[Entries with figure data]
◇ ◇ ◇ ◇ ◇

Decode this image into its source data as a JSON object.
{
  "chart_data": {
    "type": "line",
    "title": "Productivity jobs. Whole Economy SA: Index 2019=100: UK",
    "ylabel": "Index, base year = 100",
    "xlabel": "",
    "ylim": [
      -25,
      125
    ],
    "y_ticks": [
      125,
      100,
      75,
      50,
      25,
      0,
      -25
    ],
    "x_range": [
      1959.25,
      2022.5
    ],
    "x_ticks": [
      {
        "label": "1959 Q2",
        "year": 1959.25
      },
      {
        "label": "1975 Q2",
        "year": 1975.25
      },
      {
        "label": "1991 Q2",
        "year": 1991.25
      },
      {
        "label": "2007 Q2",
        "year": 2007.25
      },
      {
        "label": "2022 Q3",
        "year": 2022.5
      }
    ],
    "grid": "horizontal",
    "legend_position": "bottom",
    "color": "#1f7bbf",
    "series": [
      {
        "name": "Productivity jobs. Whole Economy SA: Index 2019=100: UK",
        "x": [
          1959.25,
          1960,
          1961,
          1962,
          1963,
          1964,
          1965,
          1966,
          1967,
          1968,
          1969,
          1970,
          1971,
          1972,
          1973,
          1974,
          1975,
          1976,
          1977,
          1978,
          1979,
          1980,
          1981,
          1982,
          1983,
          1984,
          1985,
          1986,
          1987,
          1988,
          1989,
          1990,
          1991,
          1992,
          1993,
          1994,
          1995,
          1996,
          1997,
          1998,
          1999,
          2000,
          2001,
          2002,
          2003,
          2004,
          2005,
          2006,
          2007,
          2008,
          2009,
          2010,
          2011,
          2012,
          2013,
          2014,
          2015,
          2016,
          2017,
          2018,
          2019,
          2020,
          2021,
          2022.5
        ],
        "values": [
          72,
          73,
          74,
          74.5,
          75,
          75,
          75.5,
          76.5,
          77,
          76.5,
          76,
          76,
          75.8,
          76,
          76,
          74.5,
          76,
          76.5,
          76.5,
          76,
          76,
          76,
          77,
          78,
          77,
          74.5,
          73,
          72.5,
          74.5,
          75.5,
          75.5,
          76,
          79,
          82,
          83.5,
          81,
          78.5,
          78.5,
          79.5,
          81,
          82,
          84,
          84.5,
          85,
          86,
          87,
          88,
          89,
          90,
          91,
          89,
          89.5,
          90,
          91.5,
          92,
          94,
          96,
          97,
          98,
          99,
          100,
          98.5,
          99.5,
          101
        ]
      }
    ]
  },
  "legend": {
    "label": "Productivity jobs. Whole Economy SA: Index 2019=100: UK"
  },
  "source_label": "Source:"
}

◇ ◇ ◇ ◇ ◇

◆ **Brief**: In the listing, how many lines hold "Whole"? Answer with a bare number.

◆ **The completed task**: 3